JOB:
Copy every line that holds "title".

GIVEN DATA:
-------------------------

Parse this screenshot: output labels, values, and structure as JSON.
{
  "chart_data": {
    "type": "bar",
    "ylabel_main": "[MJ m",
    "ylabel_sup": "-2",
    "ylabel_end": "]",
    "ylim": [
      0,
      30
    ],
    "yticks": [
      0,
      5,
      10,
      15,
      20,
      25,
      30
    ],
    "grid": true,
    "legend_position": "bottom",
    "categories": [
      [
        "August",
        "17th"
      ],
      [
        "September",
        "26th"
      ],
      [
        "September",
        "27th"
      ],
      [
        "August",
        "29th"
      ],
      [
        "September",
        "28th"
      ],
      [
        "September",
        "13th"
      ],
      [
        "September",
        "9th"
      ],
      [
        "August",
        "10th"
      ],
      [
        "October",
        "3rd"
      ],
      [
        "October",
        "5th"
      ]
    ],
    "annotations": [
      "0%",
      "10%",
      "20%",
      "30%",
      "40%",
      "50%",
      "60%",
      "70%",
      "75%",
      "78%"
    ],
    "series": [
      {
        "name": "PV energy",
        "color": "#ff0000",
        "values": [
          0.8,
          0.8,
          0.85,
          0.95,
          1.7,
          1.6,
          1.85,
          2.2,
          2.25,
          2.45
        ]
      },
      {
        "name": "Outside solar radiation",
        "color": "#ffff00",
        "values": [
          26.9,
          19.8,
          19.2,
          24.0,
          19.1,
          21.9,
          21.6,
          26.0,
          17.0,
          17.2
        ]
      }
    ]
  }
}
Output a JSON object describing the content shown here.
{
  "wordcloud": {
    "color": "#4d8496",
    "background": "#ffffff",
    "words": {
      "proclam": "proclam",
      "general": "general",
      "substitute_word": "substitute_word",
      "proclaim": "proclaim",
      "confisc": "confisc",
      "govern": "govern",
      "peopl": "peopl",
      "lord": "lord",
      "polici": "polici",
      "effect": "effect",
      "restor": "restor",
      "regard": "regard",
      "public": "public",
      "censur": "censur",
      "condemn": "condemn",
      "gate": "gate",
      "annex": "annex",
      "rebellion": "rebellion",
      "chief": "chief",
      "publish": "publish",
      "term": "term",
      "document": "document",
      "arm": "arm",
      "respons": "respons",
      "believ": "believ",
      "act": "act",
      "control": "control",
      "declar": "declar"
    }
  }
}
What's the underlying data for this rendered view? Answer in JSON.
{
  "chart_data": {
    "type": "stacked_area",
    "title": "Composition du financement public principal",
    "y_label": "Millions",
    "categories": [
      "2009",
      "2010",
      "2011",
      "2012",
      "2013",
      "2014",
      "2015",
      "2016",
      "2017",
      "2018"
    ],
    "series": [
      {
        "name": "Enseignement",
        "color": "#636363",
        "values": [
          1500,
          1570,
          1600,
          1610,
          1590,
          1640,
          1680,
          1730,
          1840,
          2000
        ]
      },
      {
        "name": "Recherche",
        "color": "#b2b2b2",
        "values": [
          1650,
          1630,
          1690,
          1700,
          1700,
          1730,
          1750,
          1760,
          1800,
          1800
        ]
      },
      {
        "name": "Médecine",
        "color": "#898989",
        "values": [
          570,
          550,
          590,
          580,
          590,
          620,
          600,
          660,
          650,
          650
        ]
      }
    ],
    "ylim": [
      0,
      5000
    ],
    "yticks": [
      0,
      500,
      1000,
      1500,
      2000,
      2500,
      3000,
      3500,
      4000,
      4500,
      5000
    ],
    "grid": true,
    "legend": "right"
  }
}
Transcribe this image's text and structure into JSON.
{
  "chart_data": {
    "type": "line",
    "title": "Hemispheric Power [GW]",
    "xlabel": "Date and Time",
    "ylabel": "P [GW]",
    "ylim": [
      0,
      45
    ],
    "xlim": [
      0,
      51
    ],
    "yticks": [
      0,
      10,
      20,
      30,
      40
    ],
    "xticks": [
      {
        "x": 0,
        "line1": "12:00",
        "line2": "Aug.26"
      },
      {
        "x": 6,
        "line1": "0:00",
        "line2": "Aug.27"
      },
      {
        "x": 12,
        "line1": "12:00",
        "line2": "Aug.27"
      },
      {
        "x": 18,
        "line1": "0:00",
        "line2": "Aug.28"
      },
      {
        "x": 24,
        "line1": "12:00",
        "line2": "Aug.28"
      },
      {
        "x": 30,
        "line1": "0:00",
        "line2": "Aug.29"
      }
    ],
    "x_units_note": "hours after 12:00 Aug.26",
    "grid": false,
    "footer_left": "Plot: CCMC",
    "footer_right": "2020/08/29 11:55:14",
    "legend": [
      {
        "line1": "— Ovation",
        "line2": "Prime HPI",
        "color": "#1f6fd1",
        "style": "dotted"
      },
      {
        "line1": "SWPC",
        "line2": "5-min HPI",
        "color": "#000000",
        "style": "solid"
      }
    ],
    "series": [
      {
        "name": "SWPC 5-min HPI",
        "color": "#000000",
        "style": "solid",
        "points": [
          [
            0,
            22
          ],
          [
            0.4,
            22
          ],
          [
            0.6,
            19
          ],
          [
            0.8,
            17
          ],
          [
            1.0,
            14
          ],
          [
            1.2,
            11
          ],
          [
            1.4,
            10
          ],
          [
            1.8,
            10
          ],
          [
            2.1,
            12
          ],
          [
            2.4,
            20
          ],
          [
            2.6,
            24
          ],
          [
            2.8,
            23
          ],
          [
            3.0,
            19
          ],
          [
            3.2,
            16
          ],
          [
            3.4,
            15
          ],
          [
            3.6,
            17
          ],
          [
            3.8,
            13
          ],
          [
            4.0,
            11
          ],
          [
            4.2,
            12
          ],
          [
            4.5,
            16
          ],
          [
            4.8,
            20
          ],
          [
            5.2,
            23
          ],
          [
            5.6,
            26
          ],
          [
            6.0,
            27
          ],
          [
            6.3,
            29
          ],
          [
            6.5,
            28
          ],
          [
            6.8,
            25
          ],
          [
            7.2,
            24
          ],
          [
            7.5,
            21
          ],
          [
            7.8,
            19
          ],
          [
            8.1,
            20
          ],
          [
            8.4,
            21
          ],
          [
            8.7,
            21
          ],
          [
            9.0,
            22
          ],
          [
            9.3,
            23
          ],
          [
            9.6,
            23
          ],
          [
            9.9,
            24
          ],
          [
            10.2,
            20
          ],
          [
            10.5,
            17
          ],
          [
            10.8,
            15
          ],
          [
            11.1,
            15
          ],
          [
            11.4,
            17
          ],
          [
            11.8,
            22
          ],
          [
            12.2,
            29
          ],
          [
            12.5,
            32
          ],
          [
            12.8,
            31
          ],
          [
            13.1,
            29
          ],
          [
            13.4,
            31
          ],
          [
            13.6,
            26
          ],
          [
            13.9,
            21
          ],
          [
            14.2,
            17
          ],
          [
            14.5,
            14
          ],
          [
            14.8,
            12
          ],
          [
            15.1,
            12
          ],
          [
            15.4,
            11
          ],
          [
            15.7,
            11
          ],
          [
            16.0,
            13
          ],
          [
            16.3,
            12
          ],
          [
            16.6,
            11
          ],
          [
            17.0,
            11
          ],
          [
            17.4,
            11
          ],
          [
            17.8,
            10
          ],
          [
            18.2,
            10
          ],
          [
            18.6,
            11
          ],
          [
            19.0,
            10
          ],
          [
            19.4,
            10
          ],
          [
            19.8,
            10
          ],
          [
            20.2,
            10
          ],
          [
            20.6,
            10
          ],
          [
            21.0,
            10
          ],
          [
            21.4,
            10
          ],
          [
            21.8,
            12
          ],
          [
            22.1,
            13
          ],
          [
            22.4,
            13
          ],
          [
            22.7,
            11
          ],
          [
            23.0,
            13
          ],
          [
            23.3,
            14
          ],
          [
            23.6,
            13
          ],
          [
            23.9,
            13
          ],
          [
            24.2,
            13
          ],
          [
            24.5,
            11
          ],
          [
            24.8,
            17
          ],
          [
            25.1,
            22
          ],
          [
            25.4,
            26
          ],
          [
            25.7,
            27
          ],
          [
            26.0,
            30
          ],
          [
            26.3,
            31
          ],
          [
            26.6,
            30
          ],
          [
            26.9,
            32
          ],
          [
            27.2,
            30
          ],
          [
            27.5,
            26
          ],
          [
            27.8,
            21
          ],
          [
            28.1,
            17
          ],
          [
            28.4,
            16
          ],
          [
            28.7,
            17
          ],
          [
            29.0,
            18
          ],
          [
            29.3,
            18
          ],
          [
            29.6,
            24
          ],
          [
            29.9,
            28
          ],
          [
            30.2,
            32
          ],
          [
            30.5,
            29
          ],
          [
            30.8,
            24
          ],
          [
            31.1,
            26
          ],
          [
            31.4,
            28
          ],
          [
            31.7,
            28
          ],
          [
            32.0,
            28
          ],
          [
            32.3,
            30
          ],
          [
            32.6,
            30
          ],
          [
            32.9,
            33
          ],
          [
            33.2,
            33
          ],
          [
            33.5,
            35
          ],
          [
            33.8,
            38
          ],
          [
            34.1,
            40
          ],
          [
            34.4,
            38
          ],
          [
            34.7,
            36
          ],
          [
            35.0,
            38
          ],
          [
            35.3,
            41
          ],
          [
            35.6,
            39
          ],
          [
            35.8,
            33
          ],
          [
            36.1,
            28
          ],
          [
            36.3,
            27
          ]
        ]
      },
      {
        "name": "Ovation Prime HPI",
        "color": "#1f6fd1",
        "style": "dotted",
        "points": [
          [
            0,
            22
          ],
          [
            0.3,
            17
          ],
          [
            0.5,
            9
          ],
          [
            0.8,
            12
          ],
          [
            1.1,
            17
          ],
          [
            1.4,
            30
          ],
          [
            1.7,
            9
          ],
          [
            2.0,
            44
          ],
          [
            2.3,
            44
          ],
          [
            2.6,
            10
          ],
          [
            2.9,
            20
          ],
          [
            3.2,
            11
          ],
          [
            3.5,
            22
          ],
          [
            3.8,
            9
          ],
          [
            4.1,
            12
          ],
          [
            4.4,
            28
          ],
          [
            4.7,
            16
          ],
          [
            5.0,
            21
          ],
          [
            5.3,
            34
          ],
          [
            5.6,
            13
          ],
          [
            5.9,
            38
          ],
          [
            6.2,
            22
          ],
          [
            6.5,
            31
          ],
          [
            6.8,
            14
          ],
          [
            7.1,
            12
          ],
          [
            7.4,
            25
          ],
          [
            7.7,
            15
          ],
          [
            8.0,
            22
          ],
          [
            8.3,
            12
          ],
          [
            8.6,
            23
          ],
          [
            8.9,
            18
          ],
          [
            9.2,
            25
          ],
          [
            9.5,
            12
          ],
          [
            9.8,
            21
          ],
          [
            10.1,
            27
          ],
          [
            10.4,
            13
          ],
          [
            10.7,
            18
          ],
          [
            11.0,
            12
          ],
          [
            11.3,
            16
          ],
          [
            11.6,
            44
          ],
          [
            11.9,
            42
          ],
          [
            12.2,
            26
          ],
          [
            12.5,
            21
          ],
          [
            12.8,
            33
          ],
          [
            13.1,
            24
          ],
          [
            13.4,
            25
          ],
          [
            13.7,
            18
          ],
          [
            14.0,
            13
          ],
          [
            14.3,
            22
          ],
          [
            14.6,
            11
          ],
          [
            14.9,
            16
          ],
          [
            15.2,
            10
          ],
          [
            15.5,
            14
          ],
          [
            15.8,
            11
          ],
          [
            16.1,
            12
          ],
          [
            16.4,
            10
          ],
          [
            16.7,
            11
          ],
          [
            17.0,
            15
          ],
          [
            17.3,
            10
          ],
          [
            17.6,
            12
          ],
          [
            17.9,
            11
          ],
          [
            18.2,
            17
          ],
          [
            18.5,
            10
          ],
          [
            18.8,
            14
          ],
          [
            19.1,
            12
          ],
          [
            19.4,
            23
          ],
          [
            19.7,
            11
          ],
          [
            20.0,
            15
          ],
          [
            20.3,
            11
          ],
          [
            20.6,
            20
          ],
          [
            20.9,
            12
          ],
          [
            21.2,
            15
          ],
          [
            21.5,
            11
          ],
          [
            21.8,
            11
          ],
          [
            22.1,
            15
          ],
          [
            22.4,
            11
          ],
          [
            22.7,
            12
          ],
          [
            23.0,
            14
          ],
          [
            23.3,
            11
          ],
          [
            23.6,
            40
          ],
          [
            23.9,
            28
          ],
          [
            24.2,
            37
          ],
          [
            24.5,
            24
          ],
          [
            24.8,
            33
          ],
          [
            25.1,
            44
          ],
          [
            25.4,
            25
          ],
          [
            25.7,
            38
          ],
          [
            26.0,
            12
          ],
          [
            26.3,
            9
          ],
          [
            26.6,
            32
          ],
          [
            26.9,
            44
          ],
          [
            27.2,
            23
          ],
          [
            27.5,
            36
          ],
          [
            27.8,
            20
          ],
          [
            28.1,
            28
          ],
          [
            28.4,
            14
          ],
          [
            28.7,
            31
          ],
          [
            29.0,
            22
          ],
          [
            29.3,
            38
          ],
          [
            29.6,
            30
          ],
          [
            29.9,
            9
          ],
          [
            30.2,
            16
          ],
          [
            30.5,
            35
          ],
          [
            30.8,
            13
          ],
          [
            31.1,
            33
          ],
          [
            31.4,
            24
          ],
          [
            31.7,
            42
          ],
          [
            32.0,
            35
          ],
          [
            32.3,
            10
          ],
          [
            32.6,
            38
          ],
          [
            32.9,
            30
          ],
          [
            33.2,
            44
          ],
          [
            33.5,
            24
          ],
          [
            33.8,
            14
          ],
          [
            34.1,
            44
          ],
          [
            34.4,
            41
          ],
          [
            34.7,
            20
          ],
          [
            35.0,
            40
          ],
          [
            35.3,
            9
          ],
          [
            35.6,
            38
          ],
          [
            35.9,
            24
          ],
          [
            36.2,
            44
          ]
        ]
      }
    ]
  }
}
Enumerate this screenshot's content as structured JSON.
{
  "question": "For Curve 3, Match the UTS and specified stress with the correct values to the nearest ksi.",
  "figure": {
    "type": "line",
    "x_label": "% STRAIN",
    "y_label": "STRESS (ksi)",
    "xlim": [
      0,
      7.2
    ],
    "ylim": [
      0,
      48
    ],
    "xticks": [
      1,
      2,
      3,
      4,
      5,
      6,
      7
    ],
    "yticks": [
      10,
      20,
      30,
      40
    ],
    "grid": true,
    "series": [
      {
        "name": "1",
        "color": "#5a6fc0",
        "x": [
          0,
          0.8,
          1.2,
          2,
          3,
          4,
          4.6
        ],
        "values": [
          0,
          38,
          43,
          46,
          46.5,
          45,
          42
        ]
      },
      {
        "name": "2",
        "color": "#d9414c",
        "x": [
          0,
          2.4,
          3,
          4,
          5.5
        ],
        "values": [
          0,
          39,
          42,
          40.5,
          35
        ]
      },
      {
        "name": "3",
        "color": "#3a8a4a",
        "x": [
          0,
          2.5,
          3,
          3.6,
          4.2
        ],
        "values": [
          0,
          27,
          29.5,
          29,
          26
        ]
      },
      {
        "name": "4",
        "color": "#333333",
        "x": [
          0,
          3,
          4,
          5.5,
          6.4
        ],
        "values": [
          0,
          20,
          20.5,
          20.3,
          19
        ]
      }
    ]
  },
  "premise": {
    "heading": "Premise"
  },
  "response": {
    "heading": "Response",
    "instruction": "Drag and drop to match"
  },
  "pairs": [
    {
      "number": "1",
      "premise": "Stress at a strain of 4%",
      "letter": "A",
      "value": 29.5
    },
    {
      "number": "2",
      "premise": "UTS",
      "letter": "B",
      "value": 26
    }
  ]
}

-------------------------

SOLUTION:
    "title": "Composition du financement public principal",
    "title": "Hemispheric Power [GW]",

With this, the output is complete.